------ Supplied entries ------

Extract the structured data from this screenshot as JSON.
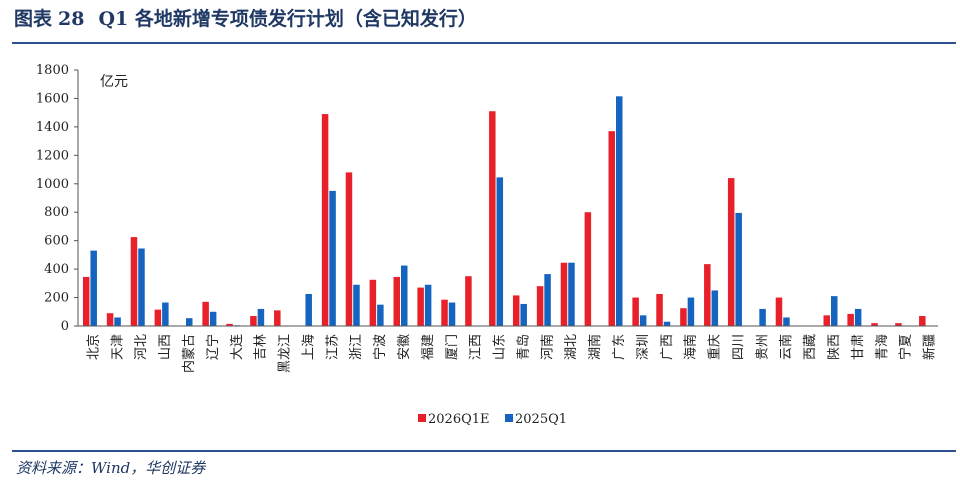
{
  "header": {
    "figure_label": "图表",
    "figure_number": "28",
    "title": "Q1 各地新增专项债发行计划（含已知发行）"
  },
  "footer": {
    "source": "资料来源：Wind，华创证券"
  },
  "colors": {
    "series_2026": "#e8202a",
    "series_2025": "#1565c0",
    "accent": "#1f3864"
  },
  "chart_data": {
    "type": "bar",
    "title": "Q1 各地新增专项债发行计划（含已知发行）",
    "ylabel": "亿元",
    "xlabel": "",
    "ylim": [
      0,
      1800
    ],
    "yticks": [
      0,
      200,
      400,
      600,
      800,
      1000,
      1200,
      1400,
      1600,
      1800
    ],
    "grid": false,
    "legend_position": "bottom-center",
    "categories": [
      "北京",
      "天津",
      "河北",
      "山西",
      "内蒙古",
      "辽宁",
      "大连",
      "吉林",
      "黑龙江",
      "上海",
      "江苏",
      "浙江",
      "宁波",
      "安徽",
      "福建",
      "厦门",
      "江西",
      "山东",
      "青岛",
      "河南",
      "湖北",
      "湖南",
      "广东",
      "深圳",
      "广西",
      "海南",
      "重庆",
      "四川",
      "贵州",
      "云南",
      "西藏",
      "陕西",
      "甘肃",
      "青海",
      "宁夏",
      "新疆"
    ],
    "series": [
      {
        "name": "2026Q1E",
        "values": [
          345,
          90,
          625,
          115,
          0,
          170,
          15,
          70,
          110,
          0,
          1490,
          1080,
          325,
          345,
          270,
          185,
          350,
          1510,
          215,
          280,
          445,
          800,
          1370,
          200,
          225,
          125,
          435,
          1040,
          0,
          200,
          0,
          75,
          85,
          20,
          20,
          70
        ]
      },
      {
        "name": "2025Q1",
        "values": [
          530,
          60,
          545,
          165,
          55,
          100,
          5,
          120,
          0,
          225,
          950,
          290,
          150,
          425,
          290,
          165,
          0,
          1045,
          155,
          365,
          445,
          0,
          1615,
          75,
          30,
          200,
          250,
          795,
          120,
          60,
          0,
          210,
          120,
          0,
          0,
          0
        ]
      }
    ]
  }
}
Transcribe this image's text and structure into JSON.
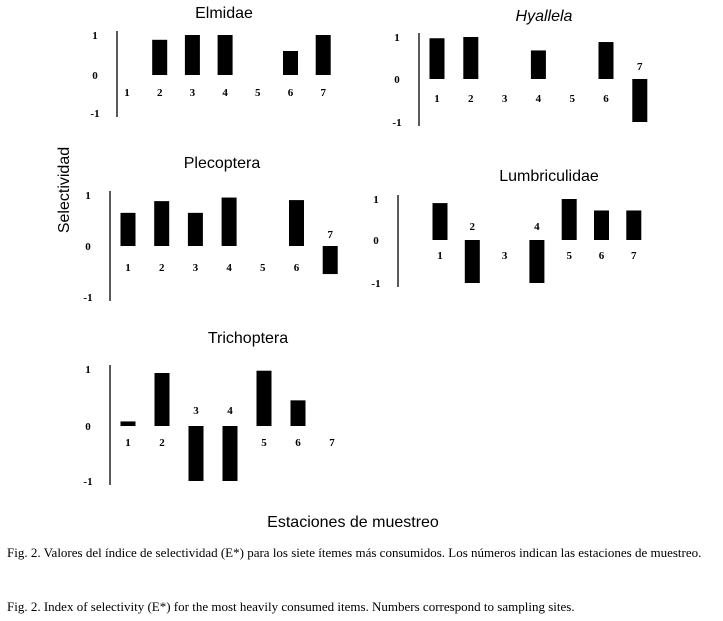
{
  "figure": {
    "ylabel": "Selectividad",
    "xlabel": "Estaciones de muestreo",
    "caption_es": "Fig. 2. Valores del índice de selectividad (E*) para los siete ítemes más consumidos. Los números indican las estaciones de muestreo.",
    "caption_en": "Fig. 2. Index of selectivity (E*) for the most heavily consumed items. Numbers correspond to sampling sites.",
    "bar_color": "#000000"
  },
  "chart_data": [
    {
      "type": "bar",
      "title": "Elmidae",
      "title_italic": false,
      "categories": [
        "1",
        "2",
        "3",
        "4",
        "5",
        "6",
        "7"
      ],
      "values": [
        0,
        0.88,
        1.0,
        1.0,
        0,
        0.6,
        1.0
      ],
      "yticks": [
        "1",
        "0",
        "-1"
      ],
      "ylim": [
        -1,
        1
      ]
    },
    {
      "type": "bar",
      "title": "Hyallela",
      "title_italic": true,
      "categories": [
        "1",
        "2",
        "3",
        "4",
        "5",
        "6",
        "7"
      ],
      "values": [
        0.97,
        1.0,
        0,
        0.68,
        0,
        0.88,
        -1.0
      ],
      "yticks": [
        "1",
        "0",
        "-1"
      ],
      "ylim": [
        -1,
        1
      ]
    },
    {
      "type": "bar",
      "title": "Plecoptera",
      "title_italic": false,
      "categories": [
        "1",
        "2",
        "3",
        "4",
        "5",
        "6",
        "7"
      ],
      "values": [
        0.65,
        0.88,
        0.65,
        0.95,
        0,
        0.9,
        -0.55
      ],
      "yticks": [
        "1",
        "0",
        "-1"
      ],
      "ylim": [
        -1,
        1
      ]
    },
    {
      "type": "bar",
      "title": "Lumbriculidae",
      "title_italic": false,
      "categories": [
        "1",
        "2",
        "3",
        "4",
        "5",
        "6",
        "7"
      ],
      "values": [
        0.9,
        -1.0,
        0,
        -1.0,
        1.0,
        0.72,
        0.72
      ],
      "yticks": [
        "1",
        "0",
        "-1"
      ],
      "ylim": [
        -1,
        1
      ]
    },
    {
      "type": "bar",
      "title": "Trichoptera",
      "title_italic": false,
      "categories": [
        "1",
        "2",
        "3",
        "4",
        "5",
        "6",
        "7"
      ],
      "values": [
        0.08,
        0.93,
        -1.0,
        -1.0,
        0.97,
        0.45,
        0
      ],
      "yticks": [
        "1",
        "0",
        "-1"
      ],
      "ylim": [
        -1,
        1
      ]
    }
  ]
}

------

Copy the listing word for word, excluding its pictures.

Extract the structured data from this screenshot as JSON.
{
  "header": {
    "figure_label": "图表",
    "figure_number": "28",
    "title": "Q1 各地新增专项债发行计划（含已知发行）"
  },
  "footer": {
    "source": "资料来源：Wind，华创证券"
  },
  "colors": {
    "series_2026": "#e8202a",
    "series_2025": "#1565c0",
    "accent": "#1f3864"
  },
  "chart_data": {
    "type": "bar",
    "title": "Q1 各地新增专项债发行计划（含已知发行）",
    "ylabel": "亿元",
    "xlabel": "",
    "ylim": [
      0,
      1800
    ],
    "yticks": [
      0,
      200,
      400,
      600,
      800,
      1000,
      1200,
      1400,
      1600,
      1800
    ],
    "grid": false,
    "legend_position": "bottom-center",
    "categories": [
      "北京",
      "天津",
      "河北",
      "山西",
      "内蒙古",
      "辽宁",
      "大连",
      "吉林",
      "黑龙江",
      "上海",
      "江苏",
      "浙江",
      "宁波",
      "安徽",
      "福建",
      "厦门",
      "江西",
      "山东",
      "青岛",
      "河南",
      "湖北",
      "湖南",
      "广东",
      "深圳",
      "广西",
      "海南",
      "重庆",
      "四川",
      "贵州",
      "云南",
      "西藏",
      "陕西",
      "甘肃",
      "青海",
      "宁夏",
      "新疆"
    ],
    "series": [
      {
        "name": "2026Q1E",
        "values": [
          345,
          90,
          625,
          115,
          0,
          170,
          15,
          70,
          110,
          0,
          1490,
          1080,
          325,
          345,
          270,
          185,
          350,
          1510,
          215,
          280,
          445,
          800,
          1370,
          200,
          225,
          125,
          435,
          1040,
          0,
          200,
          0,
          75,
          85,
          20,
          20,
          70
        ]
      },
      {
        "name": "2025Q1",
        "values": [
          530,
          60,
          545,
          165,
          55,
          100,
          5,
          120,
          0,
          225,
          950,
          290,
          150,
          425,
          290,
          165,
          0,
          1045,
          155,
          365,
          445,
          0,
          1615,
          75,
          30,
          200,
          250,
          795,
          120,
          60,
          0,
          210,
          120,
          0,
          0,
          0
        ]
      }
    ]
  }
}
Transcribe this image's text and structure into JSON.
{
  "figure": {
    "ylabel": "Selectividad",
    "xlabel": "Estaciones de muestreo",
    "caption_es": "Fig. 2. Valores del índice de selectividad (E*) para los siete ítemes más consumidos. Los números indican las estaciones de muestreo.",
    "caption_en": "Fig. 2. Index of selectivity (E*) for the most heavily consumed items. Numbers correspond to sampling sites.",
    "bar_color": "#000000"
  },
  "chart_data": [
    {
      "type": "bar",
      "title": "Elmidae",
      "title_italic": false,
      "categories": [
        "1",
        "2",
        "3",
        "4",
        "5",
        "6",
        "7"
      ],
      "values": [
        0,
        0.88,
        1.0,
        1.0,
        0,
        0.6,
        1.0
      ],
      "yticks": [
        "1",
        "0",
        "-1"
      ],
      "ylim": [
        -1,
        1
      ]
    },
    {
      "type": "bar",
      "title": "Hyallela",
      "title_italic": true,
      "categories": [
        "1",
        "2",
        "3",
        "4",
        "5",
        "6",
        "7"
      ],
      "values": [
        0.97,
        1.0,
        0,
        0.68,
        0,
        0.88,
        -1.0
      ],
      "yticks": [
        "1",
        "0",
        "-1"
      ],
      "ylim": [
        -1,
        1
      ]
    },
    {
      "type": "bar",
      "title": "Plecoptera",
      "title_italic": false,
      "categories": [
        "1",
        "2",
        "3",
        "4",
        "5",
        "6",
        "7"
      ],
      "values": [
        0.65,
        0.88,
        0.65,
        0.95,
        0,
        0.9,
        -0.55
      ],
      "yticks": [
        "1",
        "0",
        "-1"
      ],
      "ylim": [
        -1,
        1
      ]
    },
    {
      "type": "bar",
      "title": "Lumbriculidae",
      "title_italic": false,
      "categories": [
        "1",
        "2",
        "3",
        "4",
        "5",
        "6",
        "7"
      ],
      "values": [
        0.9,
        -1.0,
        0,
        -1.0,
        1.0,
        0.72,
        0.72
      ],
      "yticks": [
        "1",
        "0",
        "-1"
      ],
      "ylim": [
        -1,
        1
      ]
    },
    {
      "type": "bar",
      "title": "Trichoptera",
      "title_italic": false,
      "categories": [
        "1",
        "2",
        "3",
        "4",
        "5",
        "6",
        "7"
      ],
      "values": [
        0.08,
        0.93,
        -1.0,
        -1.0,
        0.97,
        0.45,
        0
      ],
      "yticks": [
        "1",
        "0",
        "-1"
      ],
      "ylim": [
        -1,
        1
      ]
    }
  ]
}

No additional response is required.